Passage shown:
* * * * * * *
# It's Christmas



## MaidenScotland (Jun 6, 2009)

It is Christmas day here in Egypt..
I wish each and everyone of you a very Merry Christmas.
and to NZCowboy who is reading the post.. I hope you and your family had a great day.
:xmascandle:


----------



## SHendra (Oct 18, 2010)

Happy Christmas Egypt and all. Friends of mine sent me a link to follow Santa.. they just did the Egypt one showing 'footage' of him flying with his reindeers above the pyramids! 

NORAD Santa (hope link okay Maiden!)

Love to all xx


----------



## ArabianNights (Jul 23, 2011)

I hope that everyone who is celebrating xmas is having a wonderful time, whether in Egypt or elsewhere  Happy xmas


----------



## mamasue (Oct 7, 2008)

From me too.....Have a wonderful Christmas to all who celebrate...
And a wonderful and peaceful New Year to everybody X X:wreath:


----------



## Lanason (Sep 1, 2009)

Happy Christmas to everyone and a joyous and peaceful New Year 

Sent from my iPhone using ExpatForum


----------



## Eco-Mariner (Jan 26, 2011)

A Merry Christmas everyone.... And a Happy, Peaceful New 2012.

From Eco, Janet and everyone at Coralife-Style. 
Including our Hurghada staff at our Office of Fair Trade-Egypt


----------



## GM1 (Sep 30, 2008)
* * * * * * *
Stored data:
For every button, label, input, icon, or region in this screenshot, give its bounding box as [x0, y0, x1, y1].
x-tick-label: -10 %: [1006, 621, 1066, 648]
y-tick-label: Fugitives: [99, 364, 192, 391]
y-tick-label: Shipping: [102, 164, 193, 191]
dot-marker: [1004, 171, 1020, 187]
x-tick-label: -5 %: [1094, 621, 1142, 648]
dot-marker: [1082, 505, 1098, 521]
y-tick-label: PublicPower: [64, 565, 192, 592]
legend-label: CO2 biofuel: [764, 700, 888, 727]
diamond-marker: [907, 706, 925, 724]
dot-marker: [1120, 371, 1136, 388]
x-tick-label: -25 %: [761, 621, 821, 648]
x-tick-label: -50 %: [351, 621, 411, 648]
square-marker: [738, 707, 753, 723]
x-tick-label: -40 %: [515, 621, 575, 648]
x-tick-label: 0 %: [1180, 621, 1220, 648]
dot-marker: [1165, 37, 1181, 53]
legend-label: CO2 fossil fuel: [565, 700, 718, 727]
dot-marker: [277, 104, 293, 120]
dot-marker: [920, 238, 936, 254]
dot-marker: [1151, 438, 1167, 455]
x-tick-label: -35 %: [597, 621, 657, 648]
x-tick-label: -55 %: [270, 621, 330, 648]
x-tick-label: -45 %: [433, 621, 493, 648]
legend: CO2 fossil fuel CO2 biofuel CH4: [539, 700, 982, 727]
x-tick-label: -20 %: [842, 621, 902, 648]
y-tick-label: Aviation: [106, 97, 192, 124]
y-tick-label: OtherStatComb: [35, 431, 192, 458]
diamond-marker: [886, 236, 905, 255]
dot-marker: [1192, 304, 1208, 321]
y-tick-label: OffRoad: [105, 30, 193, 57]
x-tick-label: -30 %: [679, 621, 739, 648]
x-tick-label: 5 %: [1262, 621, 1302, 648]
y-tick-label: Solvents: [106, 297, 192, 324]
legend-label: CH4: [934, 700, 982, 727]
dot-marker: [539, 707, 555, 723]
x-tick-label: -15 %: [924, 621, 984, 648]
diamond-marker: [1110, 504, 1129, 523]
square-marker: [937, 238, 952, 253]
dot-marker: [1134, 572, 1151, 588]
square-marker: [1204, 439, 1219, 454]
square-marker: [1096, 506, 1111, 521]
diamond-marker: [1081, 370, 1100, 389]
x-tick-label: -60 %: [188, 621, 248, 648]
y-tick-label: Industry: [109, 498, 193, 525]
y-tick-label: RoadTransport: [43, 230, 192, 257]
* * * * * * *
Work to complete:
- a) In the Christmas greetings thread, which New Year does Eco-Mariner wish everyone a happy and peaceful one?
- b) Using the Christmas greetings thread, explain why SHendra's post mentions the pyramids.
- c) Extend the Christmas greetings thread from where it stops.

Answers by task:
- a) 2012

- b) Friends of SHendra sent a link for following Santa, and the Egypt segment showed "footage" of him flying with his reindeer above the pyramids.

- c)
Happy Holidays and a happy, healthy new year for everyone!


----------



## PaulAshton (Nov 18, 2011)

I was suprised to see a "Pluto" wide screen TV - made in Egypt and it works probably as the box was sealed and inspected before leaving the shop 

Everything is in the box as well plus an extra remote control meaning someone somewhere won't have a remote 

As nothing is normal in Egypt here is a special Christmas video present :eyebrows:


----------



## Moe599 (Jun 26, 2011)

Merry Christmas and happy new year to all

Sent from my iPhone using ExpatForum


----------



## hurghadapat (Mar 26, 2010)

mamasue said:


> From me too.....Have a wonderful Christmas to all who celebrate...
> And a wonderful and peaceful New Year to everybody X X:wreath:


Enjoy yours in Jan when Laura comes to be with you.Merry Christmas.xx


----------



## marenostrum (Feb 19, 2011)

PaulAshton said:


> I was suprised to see a "Pluto" wide screen TV - made in Egypt and it works probably as the box was sealed and inspected before leaving the shop
> 
> Everything is in the box as well plus an extra remote control meaning someone somewhere won't have a remote
> 
> ...


You could have put money on Paul Ashton posting the most annoying 
Christmas song ever.......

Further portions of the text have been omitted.